TASK BRIEF:
Count the lines below that contain the word "Датчик" and give only the number.

RECORDED DATA:
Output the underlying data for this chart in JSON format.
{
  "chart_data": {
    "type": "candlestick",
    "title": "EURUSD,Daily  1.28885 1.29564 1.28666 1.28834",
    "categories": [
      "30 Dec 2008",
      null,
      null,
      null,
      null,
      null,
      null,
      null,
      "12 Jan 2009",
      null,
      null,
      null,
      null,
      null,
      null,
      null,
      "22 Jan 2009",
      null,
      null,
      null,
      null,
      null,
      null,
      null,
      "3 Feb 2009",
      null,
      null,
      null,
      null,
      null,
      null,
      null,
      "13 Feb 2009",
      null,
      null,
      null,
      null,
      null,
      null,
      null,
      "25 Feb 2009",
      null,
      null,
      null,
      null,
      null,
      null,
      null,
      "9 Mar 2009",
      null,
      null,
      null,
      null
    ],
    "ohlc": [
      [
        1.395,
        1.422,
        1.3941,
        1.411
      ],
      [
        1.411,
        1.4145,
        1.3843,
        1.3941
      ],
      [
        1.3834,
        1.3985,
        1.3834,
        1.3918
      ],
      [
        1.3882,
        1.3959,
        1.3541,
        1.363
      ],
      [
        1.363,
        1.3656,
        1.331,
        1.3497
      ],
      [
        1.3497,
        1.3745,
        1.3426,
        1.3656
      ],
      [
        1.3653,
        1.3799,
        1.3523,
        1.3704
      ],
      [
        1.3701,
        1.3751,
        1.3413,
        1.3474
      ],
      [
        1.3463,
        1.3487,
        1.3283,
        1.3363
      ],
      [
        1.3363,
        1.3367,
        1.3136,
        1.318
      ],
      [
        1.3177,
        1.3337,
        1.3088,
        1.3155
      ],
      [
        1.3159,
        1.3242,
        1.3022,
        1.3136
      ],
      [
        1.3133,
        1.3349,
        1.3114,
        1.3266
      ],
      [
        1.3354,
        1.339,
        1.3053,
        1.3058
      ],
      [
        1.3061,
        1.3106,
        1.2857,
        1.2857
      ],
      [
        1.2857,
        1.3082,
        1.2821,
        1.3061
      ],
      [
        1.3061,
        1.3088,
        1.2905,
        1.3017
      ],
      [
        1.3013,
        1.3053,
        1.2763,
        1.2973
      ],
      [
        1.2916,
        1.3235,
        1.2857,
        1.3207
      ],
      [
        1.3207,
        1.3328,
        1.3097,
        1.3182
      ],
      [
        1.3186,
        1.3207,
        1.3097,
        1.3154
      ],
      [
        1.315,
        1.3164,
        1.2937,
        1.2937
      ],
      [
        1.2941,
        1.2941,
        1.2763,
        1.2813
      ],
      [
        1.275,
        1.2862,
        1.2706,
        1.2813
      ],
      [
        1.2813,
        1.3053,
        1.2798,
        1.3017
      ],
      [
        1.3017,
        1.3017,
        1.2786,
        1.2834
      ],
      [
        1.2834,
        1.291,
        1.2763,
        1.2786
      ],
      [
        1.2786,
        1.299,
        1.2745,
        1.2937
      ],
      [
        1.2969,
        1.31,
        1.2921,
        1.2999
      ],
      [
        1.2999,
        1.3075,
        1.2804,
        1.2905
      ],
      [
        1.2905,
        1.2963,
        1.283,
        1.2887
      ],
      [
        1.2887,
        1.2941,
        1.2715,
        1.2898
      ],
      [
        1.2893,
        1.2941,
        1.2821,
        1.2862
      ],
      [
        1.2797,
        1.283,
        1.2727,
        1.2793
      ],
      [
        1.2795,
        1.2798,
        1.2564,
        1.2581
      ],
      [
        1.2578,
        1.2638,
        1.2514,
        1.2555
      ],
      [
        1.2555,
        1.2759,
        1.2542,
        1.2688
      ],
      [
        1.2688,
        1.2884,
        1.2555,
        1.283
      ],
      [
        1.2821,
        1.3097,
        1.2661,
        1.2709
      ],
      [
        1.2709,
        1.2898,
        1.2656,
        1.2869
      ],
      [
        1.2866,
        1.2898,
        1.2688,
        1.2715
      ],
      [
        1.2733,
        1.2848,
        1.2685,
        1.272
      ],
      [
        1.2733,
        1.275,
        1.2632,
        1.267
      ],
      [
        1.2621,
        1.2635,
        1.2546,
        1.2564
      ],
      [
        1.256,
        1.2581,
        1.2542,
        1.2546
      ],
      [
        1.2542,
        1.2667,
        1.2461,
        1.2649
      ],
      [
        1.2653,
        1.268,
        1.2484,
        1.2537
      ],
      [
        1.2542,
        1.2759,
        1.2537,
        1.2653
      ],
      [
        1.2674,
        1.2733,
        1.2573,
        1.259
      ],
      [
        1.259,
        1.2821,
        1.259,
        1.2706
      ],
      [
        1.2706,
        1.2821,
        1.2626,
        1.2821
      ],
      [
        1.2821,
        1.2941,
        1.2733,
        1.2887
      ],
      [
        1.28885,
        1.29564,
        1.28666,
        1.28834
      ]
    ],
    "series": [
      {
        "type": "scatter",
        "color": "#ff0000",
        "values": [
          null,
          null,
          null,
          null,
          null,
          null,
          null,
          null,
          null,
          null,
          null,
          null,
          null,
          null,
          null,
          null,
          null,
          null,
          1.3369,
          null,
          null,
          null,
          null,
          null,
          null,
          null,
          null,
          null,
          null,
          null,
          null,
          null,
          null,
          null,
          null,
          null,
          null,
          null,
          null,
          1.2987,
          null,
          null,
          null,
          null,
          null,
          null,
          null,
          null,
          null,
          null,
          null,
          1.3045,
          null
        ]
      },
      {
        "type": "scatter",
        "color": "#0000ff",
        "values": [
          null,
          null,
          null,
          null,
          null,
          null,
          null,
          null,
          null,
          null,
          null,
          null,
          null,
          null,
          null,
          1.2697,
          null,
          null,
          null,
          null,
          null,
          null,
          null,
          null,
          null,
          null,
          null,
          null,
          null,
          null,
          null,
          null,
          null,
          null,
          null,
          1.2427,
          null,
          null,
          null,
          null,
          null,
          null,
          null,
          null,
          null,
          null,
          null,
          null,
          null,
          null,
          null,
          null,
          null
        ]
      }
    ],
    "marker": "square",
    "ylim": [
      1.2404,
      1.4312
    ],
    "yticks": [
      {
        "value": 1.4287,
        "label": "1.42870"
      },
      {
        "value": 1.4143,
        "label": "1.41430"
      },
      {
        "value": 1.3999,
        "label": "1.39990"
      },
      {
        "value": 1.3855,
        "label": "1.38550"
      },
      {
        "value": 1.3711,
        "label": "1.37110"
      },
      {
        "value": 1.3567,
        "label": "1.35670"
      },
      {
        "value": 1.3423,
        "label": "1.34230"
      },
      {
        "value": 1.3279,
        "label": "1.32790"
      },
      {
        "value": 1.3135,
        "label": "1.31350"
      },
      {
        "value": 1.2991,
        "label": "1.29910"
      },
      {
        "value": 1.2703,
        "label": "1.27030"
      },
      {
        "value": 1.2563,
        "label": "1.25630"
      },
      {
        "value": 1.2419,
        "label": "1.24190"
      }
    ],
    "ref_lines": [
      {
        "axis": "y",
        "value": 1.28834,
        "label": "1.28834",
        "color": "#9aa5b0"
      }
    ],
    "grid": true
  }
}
==
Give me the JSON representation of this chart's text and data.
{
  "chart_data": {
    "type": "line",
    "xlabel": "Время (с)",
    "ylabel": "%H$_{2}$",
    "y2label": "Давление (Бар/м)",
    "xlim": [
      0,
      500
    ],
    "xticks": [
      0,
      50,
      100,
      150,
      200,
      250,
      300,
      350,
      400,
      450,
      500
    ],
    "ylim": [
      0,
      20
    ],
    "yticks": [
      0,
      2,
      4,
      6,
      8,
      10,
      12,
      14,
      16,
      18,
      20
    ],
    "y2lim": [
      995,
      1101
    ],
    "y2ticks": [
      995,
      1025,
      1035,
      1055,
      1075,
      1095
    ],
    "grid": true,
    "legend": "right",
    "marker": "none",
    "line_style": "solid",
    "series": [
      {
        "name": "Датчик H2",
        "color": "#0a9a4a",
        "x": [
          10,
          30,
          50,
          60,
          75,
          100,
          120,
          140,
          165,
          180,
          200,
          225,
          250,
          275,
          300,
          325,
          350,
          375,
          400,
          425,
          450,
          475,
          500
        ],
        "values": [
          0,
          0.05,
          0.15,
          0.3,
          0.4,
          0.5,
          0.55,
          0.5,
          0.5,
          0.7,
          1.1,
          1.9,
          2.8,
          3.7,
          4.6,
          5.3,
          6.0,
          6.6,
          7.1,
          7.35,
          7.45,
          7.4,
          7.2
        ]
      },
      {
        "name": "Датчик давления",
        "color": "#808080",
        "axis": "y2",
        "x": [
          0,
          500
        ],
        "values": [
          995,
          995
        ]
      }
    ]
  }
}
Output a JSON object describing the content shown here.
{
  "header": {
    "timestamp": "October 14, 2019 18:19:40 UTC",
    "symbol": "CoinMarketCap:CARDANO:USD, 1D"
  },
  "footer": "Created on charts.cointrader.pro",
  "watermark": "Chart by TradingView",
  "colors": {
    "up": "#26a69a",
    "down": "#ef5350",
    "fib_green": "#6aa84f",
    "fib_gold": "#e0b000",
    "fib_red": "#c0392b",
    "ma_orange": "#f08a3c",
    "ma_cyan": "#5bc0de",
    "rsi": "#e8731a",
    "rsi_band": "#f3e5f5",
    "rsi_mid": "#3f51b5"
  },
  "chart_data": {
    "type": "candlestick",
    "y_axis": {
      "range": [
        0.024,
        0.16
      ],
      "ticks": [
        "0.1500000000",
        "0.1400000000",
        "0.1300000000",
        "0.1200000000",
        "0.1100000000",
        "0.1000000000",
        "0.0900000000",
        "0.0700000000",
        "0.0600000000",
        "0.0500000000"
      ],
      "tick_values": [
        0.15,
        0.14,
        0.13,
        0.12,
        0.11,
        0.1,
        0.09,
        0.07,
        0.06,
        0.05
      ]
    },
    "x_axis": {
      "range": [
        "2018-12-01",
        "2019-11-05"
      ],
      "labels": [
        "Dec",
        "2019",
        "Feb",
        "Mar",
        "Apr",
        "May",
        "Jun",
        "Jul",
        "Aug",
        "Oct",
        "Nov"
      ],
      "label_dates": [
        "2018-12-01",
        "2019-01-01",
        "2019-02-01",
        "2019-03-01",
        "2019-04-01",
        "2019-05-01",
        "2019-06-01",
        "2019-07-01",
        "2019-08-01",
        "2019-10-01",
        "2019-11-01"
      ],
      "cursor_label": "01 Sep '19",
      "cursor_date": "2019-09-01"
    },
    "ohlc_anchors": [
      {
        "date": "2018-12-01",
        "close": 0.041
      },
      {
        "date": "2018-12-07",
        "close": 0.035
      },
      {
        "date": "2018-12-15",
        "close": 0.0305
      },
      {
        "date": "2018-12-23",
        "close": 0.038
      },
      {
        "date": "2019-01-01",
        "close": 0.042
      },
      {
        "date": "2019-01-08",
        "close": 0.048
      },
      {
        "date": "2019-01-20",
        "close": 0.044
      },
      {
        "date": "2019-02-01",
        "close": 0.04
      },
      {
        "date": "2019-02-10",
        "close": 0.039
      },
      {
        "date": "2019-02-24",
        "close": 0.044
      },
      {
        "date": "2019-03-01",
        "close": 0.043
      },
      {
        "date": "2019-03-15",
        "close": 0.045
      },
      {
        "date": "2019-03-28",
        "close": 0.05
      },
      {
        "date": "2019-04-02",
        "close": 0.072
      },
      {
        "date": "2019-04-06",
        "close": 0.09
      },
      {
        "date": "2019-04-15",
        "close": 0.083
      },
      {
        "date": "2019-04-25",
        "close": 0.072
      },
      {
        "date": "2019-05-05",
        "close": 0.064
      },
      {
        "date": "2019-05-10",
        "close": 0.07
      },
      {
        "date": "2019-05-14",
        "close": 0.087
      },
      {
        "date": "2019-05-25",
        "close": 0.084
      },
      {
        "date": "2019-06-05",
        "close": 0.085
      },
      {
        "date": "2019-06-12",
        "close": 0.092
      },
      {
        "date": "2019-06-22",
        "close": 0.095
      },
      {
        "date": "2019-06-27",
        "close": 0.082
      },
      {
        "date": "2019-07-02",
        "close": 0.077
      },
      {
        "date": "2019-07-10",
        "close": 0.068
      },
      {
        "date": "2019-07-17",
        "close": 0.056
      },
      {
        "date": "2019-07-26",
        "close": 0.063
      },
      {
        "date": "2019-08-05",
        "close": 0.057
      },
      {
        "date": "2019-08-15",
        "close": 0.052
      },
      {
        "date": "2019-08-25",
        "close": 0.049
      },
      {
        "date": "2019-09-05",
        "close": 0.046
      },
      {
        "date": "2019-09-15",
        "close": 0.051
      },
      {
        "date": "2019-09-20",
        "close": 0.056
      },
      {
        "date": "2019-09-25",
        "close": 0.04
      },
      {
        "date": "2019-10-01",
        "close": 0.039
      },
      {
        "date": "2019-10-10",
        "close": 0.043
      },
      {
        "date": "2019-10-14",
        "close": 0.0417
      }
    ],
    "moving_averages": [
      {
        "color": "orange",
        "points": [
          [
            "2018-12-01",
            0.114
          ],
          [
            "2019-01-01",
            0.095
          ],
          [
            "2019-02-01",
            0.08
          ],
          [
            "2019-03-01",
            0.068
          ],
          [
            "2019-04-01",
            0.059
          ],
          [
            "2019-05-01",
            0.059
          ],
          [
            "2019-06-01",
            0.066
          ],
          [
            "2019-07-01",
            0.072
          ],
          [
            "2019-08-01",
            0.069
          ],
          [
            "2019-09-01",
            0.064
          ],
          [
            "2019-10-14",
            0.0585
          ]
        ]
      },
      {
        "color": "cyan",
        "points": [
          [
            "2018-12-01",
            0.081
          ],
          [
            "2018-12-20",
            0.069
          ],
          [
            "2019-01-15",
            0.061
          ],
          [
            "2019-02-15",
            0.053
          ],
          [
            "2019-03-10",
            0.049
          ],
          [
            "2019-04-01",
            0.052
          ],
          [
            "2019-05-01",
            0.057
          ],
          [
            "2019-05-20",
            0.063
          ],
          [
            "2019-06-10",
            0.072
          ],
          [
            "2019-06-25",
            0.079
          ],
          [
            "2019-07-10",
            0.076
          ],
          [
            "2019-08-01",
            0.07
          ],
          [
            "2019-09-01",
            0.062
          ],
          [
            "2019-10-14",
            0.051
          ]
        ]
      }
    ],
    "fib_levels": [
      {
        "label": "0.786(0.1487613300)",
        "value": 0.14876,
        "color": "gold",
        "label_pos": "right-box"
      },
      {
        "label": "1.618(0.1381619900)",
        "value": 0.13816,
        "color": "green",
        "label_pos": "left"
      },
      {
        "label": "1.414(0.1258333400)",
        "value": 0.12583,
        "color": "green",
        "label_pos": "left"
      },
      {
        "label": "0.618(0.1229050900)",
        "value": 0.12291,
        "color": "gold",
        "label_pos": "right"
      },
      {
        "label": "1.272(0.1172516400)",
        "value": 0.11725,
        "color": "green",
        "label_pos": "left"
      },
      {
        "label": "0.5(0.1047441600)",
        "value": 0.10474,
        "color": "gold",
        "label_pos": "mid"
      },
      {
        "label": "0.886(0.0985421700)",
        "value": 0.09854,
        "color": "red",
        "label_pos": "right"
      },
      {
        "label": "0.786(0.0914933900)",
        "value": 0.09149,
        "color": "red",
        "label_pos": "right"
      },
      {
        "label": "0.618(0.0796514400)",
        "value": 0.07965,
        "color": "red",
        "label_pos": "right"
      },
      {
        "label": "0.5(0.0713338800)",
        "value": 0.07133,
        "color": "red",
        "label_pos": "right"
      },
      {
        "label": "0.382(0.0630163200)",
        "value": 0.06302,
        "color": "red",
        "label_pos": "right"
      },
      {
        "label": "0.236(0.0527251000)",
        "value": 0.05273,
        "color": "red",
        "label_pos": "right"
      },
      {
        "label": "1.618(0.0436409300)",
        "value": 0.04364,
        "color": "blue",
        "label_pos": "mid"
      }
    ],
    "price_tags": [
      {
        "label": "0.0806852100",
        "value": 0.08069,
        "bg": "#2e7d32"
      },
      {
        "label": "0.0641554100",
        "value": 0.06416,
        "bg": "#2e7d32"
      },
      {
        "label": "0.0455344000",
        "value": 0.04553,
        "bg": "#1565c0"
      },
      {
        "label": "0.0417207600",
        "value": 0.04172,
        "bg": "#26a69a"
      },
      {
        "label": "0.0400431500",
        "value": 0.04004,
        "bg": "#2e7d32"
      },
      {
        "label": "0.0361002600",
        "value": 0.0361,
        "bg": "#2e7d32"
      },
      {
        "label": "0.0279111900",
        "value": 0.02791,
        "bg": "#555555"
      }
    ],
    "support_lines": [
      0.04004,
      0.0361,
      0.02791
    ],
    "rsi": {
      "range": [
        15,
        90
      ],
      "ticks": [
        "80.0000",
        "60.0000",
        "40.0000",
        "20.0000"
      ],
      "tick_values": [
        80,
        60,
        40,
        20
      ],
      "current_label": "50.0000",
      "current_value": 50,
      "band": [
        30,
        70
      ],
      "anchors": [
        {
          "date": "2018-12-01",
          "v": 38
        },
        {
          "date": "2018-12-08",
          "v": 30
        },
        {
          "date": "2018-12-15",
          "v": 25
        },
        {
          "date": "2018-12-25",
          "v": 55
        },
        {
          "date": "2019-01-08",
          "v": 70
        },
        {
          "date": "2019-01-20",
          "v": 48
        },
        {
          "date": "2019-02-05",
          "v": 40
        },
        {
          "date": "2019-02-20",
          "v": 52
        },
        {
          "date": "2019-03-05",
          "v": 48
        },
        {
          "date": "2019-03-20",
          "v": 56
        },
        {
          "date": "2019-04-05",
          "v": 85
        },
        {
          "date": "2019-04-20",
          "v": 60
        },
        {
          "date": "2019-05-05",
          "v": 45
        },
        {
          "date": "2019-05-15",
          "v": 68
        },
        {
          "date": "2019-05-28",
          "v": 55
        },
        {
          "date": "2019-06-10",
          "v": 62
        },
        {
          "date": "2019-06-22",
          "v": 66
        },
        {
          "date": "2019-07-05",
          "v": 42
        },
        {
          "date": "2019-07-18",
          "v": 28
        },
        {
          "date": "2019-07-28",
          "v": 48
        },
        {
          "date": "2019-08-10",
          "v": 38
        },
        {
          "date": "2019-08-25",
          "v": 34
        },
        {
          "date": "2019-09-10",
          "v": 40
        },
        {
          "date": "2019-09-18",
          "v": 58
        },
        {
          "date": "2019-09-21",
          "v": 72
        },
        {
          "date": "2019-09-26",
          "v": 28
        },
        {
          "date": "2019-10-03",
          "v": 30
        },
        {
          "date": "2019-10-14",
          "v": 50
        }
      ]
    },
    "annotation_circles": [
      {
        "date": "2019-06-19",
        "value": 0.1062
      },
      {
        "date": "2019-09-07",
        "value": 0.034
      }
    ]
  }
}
==
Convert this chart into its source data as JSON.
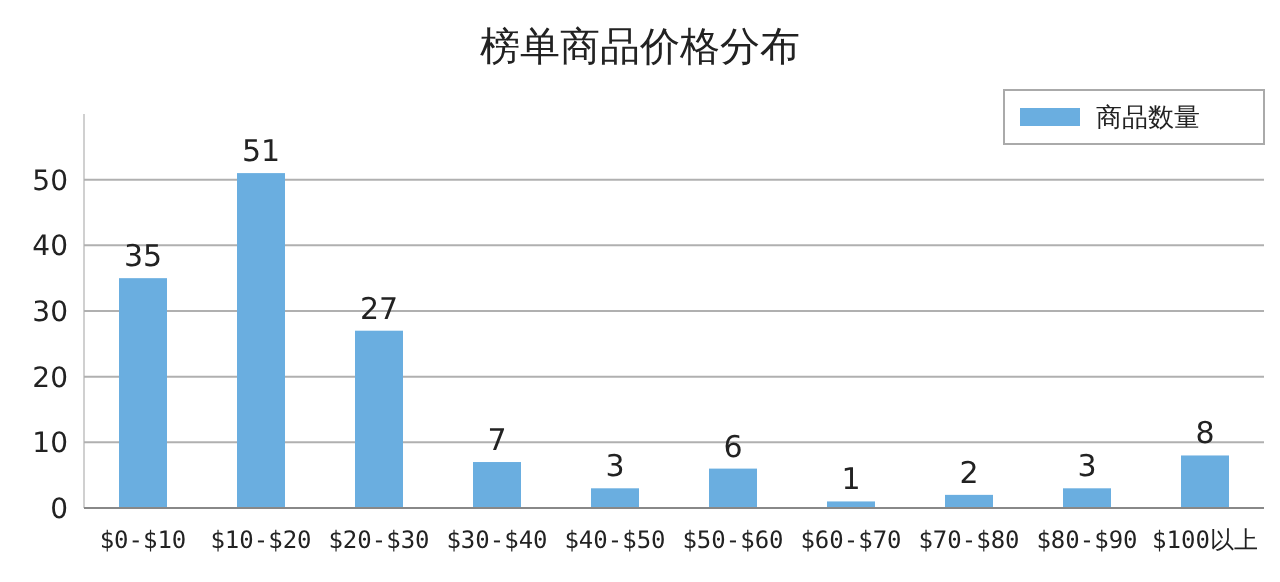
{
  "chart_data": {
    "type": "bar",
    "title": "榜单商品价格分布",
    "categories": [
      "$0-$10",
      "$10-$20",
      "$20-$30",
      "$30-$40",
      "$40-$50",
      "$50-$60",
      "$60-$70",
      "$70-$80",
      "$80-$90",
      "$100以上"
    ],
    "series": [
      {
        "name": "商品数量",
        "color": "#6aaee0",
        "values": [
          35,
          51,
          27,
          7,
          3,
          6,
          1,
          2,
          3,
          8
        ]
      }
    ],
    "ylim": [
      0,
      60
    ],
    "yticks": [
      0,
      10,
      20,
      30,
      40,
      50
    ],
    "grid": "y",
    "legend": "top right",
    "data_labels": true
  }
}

THE SOLUTION:
2